[DIRECTIONS]: From the entries below, list each line with "Tooltips".

Records from a dataset:
══════════

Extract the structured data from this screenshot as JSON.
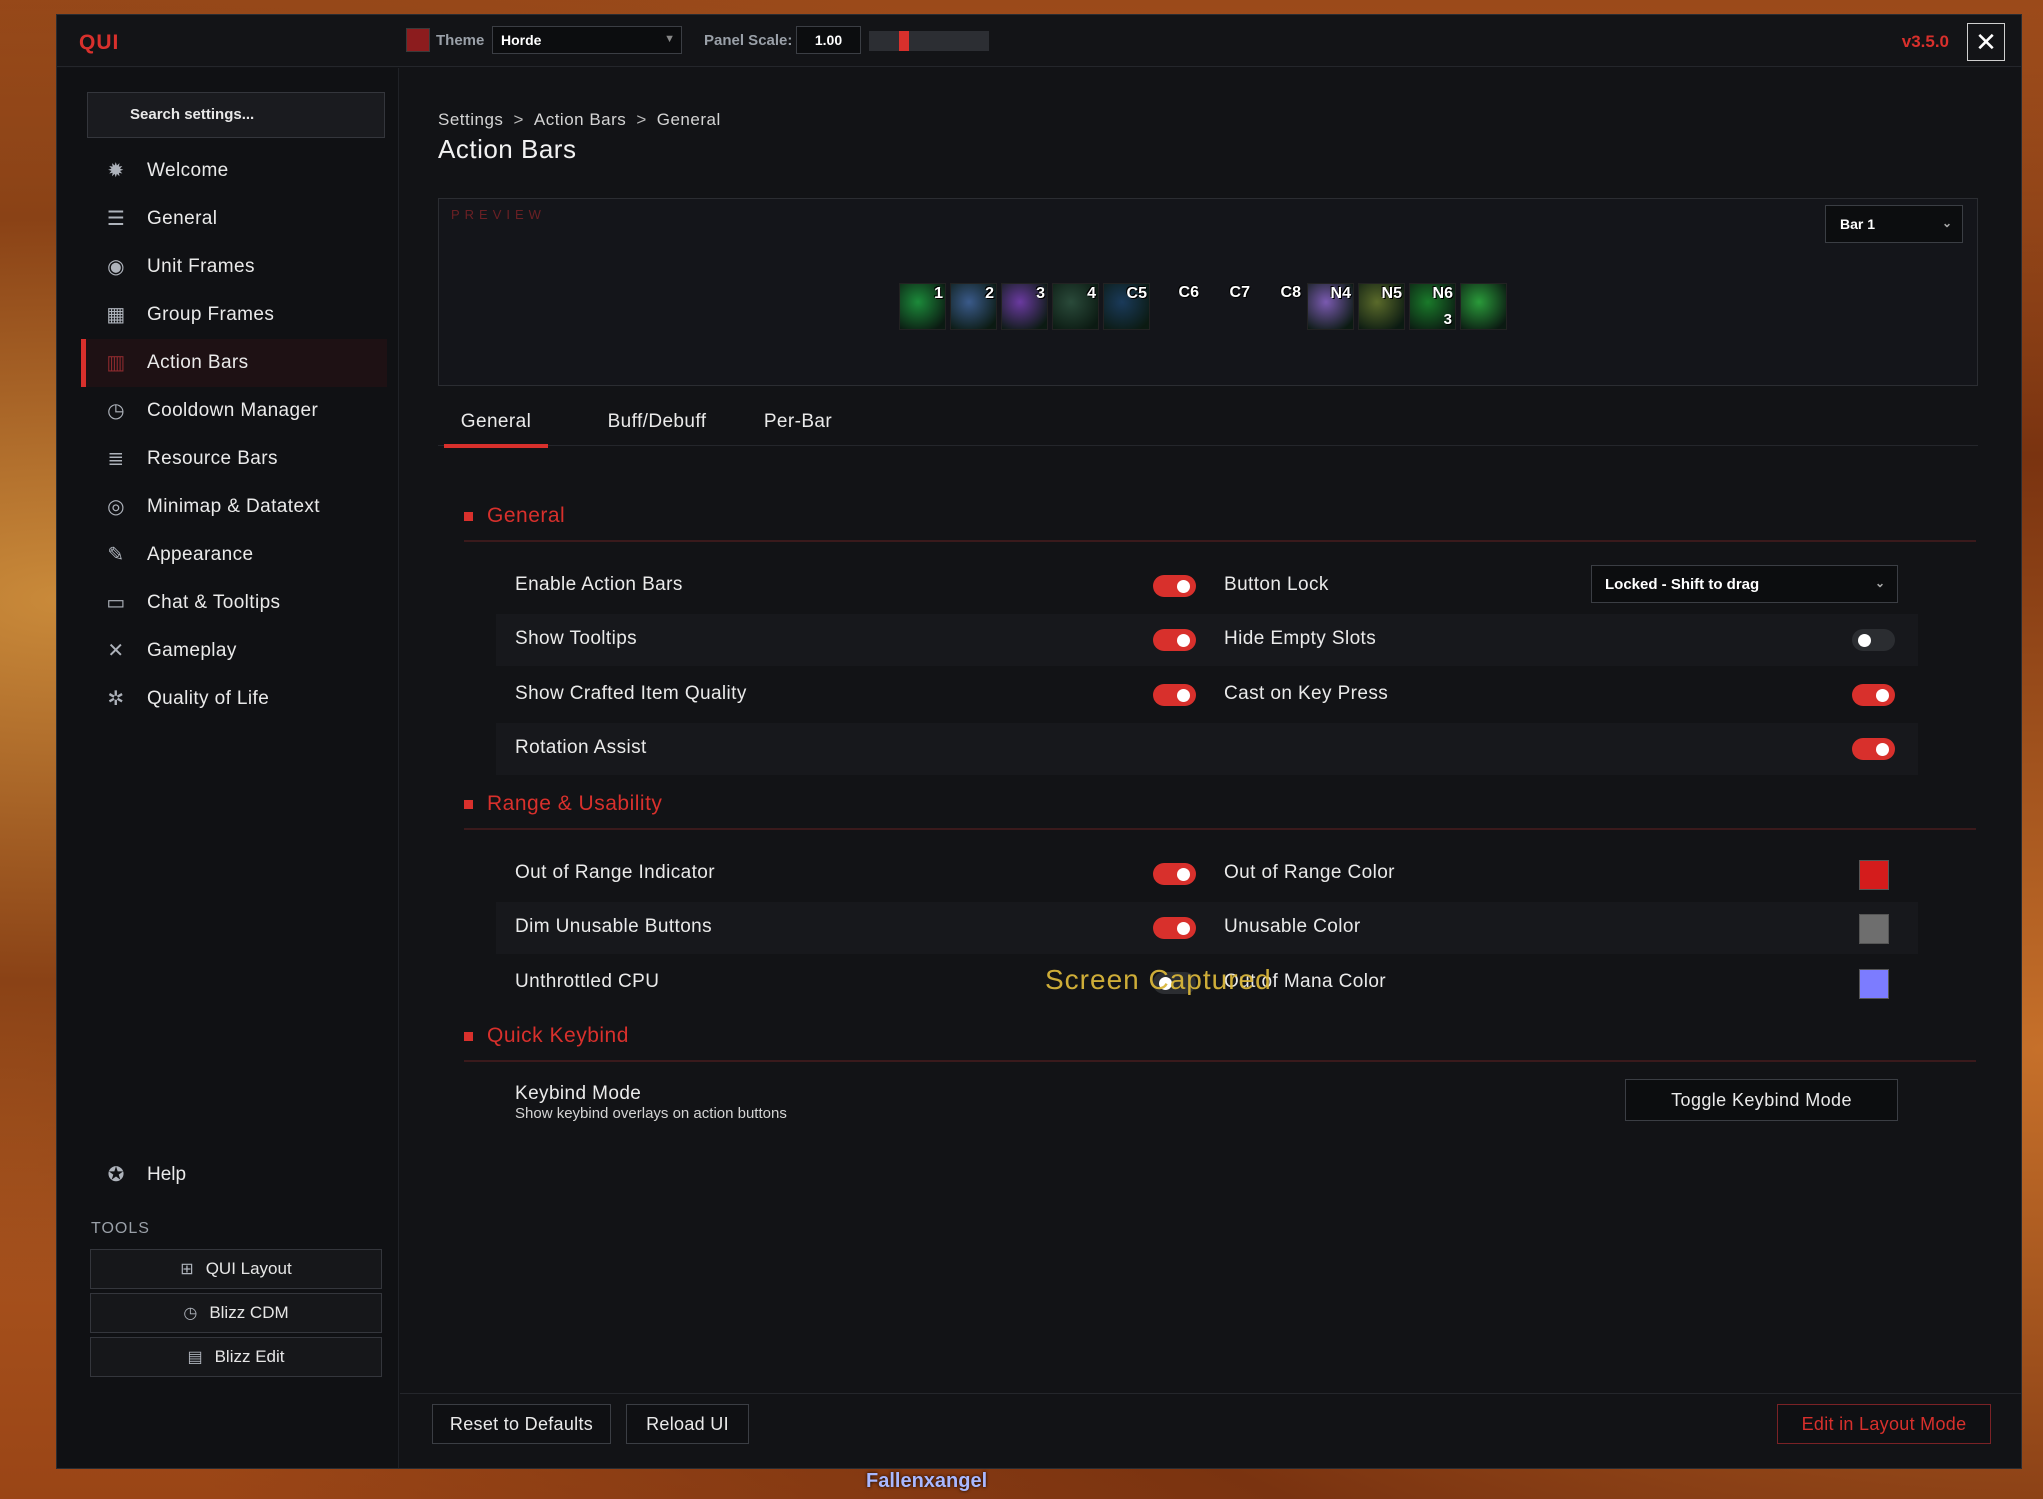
{
  "app": {
    "logo": "QUI",
    "version": "v3.5.0",
    "close_label": "✕"
  },
  "topbar": {
    "theme_label": "Theme",
    "theme_value": "Horde",
    "theme_swatch": "#8c1c1e",
    "scale_label": "Panel Scale:",
    "scale_value": "1.00"
  },
  "sidebar": {
    "search_placeholder": "Search settings...",
    "items": [
      {
        "label": "Welcome",
        "icon": "compass-icon"
      },
      {
        "label": "General",
        "icon": "sliders-icon"
      },
      {
        "label": "Unit Frames",
        "icon": "portrait-icon"
      },
      {
        "label": "Group Frames",
        "icon": "group-icon"
      },
      {
        "label": "Action Bars",
        "icon": "action-bars-icon",
        "active": true
      },
      {
        "label": "Cooldown Manager",
        "icon": "clock-icon"
      },
      {
        "label": "Resource Bars",
        "icon": "list-icon"
      },
      {
        "label": "Minimap & Datatext",
        "icon": "minimap-icon"
      },
      {
        "label": "Appearance",
        "icon": "brush-icon"
      },
      {
        "label": "Chat & Tooltips",
        "icon": "chat-icon"
      },
      {
        "label": "Gameplay",
        "icon": "swords-icon"
      },
      {
        "label": "Quality of Life",
        "icon": "gear-icon"
      }
    ],
    "help_label": "Help",
    "tools_label": "TOOLS",
    "tools": [
      {
        "label": "QUI Layout",
        "icon": "layout-icon"
      },
      {
        "label": "Blizz CDM",
        "icon": "cdm-icon"
      },
      {
        "label": "Blizz Edit",
        "icon": "edit-icon"
      }
    ]
  },
  "breadcrumb": [
    "Settings",
    "Action Bars",
    "General"
  ],
  "breadcrumb_sep": ">",
  "page_title": "Action Bars",
  "preview": {
    "label": "PREVIEW",
    "bar_select": "Bar 1",
    "slots": [
      {
        "key": "1",
        "count": "",
        "color": "#1c8a3a"
      },
      {
        "key": "2",
        "count": "",
        "color": "#3a5a8a"
      },
      {
        "key": "3",
        "count": "",
        "color": "#6a3aa0"
      },
      {
        "key": "4",
        "count": "",
        "color": "#2a4a3a"
      },
      {
        "key": "C5",
        "count": "",
        "color": "#1a3a5a"
      },
      {
        "key": "C6",
        "count": "",
        "color": ""
      },
      {
        "key": "C7",
        "count": "",
        "color": ""
      },
      {
        "key": "C8",
        "count": "",
        "color": ""
      },
      {
        "key": "N4",
        "count": "",
        "color": "#7a5ab0"
      },
      {
        "key": "N5",
        "count": "",
        "color": "#5a6a2a"
      },
      {
        "key": "N6",
        "count": "3",
        "color": "#1a7a2a"
      },
      {
        "key": "",
        "count": "",
        "color": "#2a9a3a"
      }
    ]
  },
  "tabs": [
    "General",
    "Buff/Debuff",
    "Per-Bar"
  ],
  "sections": {
    "general": {
      "title": "General",
      "rows": [
        {
          "left": "Enable Action Bars",
          "left_on": true,
          "right": "Button Lock",
          "right_select": "Locked - Shift to drag"
        },
        {
          "left": "Show Tooltips",
          "left_on": true,
          "right": "Hide Empty Slots",
          "right_on": false
        },
        {
          "left": "Show Crafted Item Quality",
          "left_on": true,
          "right": "Cast on Key Press",
          "right_on": true
        },
        {
          "left": "Rotation Assist",
          "right_on": true
        }
      ]
    },
    "range": {
      "title": "Range & Usability",
      "rows": [
        {
          "left": "Out of Range Indicator",
          "left_on": true,
          "right": "Out of Range Color",
          "color": "#d41c1c"
        },
        {
          "left": "Dim Unusable Buttons",
          "left_on": true,
          "right": "Unusable Color",
          "color": "#6e6e6e"
        },
        {
          "left": "Unthrottled CPU",
          "left_on": false,
          "right": "Out of Mana Color",
          "color": "#7c7cff"
        }
      ]
    },
    "keybind": {
      "title": "Quick Keybind",
      "row_label": "Keybind Mode",
      "row_desc": "Show keybind overlays on action buttons",
      "button": "Toggle Keybind Mode"
    }
  },
  "overlay_text": "Screen Captured",
  "footer": {
    "reset": "Reset to Defaults",
    "reload": "Reload UI",
    "layout": "Edit in Layout Mode"
  },
  "game_name": "Fallenxangel"
}
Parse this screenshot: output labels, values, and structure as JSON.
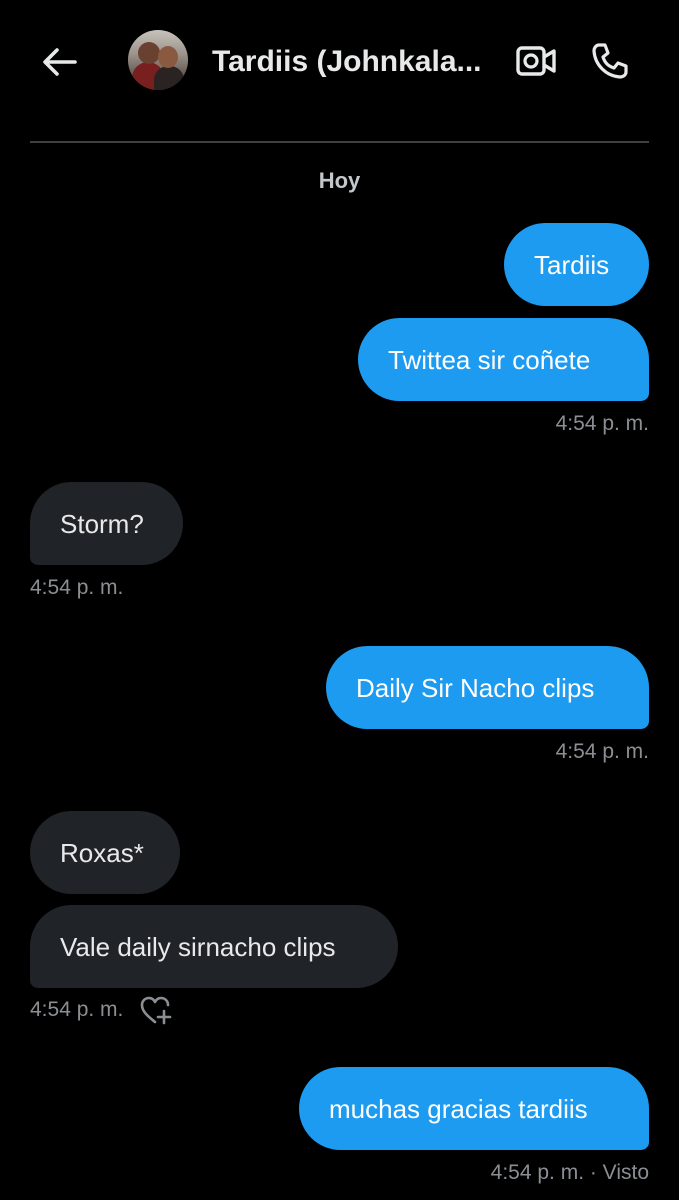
{
  "header": {
    "title": "Tardiis (Johnkala...",
    "back_icon": "arrow-left-icon",
    "video_icon": "video-camera-icon",
    "call_icon": "phone-icon"
  },
  "date_separator": "Hoy",
  "colors": {
    "outgoing_bubble": "#1d9bf0",
    "incoming_bubble": "#202327",
    "background": "#000000",
    "timestamp": "#8b8f94"
  },
  "messages": [
    {
      "direction": "outgoing",
      "text": "Tardiis"
    },
    {
      "direction": "outgoing",
      "text": "Twittea sir coñete",
      "timestamp": "4:54 p. m."
    },
    {
      "direction": "incoming",
      "text": "Storm?",
      "timestamp": "4:54 p. m."
    },
    {
      "direction": "outgoing",
      "text": "Daily Sir Nacho clips",
      "timestamp": "4:54 p. m."
    },
    {
      "direction": "incoming",
      "text": "Roxas*"
    },
    {
      "direction": "incoming",
      "text": "Vale daily sirnacho clips",
      "timestamp": "4:54 p. m.",
      "reaction_icon": "heart-plus-icon"
    },
    {
      "direction": "outgoing",
      "text": "muchas gracias tardiis",
      "timestamp": "4:54 p. m. · Visto"
    }
  ]
}
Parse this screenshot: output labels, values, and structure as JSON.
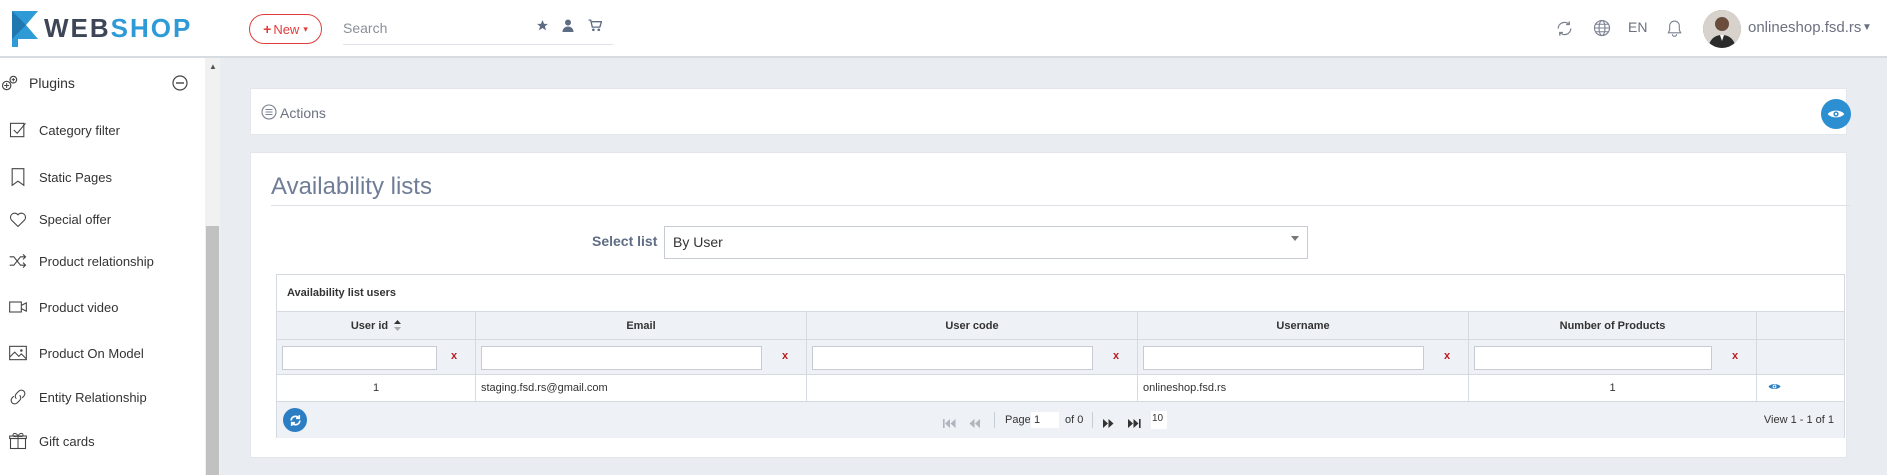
{
  "header": {
    "logo_web": "WEB",
    "logo_shop": "SHOP",
    "new_label": "New",
    "search_placeholder": "Search",
    "language": "EN",
    "user": "onlineshop.fsd.rs"
  },
  "sidebar": {
    "section": "Plugins",
    "items": [
      {
        "label": "Category filter",
        "icon": "checkbox-icon"
      },
      {
        "label": "Static Pages",
        "icon": "bookmark-icon"
      },
      {
        "label": "Special offer",
        "icon": "heart-icon"
      },
      {
        "label": "Product relationship",
        "icon": "shuffle-icon"
      },
      {
        "label": "Product video",
        "icon": "video-icon"
      },
      {
        "label": "Product On Model",
        "icon": "image-icon"
      },
      {
        "label": "Entity Relationship",
        "icon": "link-icon"
      },
      {
        "label": "Gift cards",
        "icon": "gift-icon"
      }
    ]
  },
  "actions": {
    "label": "Actions"
  },
  "panel": {
    "title": "Availability lists",
    "select_label": "Select list",
    "select_value": "By User"
  },
  "grid": {
    "caption": "Availability list users",
    "columns": [
      "User id",
      "Email",
      "User code",
      "Username",
      "Number of Products"
    ],
    "filter_clear": "x",
    "rows": [
      {
        "user_id": "1",
        "email": "staging.fsd.rs@gmail.com",
        "user_code": "",
        "username": "onlineshop.fsd.rs",
        "num_products": "1"
      }
    ],
    "pager": {
      "page_label": "Page",
      "page_value": "1",
      "of_label": "of 0",
      "page_size": "10",
      "view_count": "View 1 - 1 of 1"
    }
  },
  "colors": {
    "accent_blue": "#2c8fd1",
    "new_red": "#e03c3c",
    "title": "#6f7d96"
  }
}
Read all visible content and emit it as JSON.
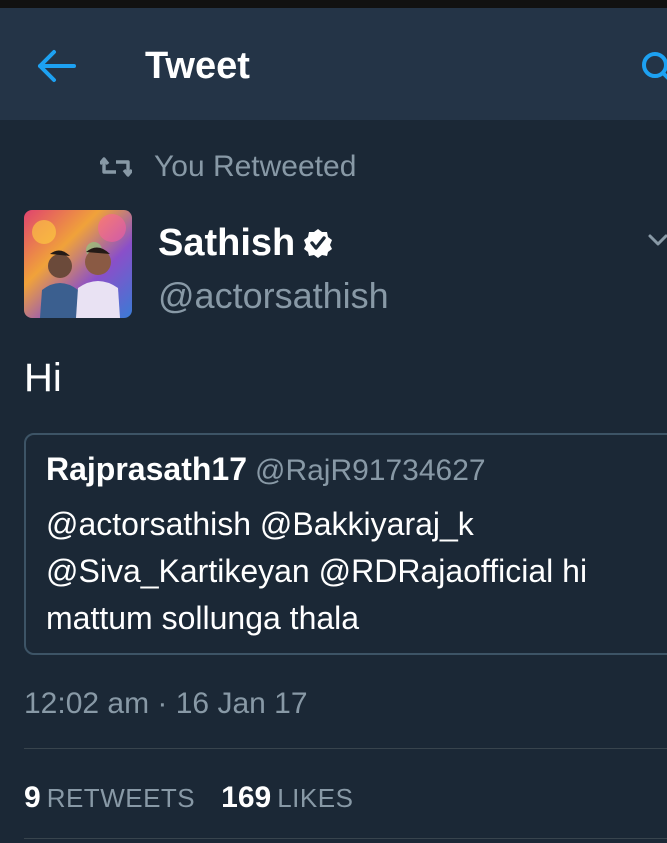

══════════

[FINAL RESULT]:
        "label": "Chat & Tooltips",
          "left": "Show Tooltips",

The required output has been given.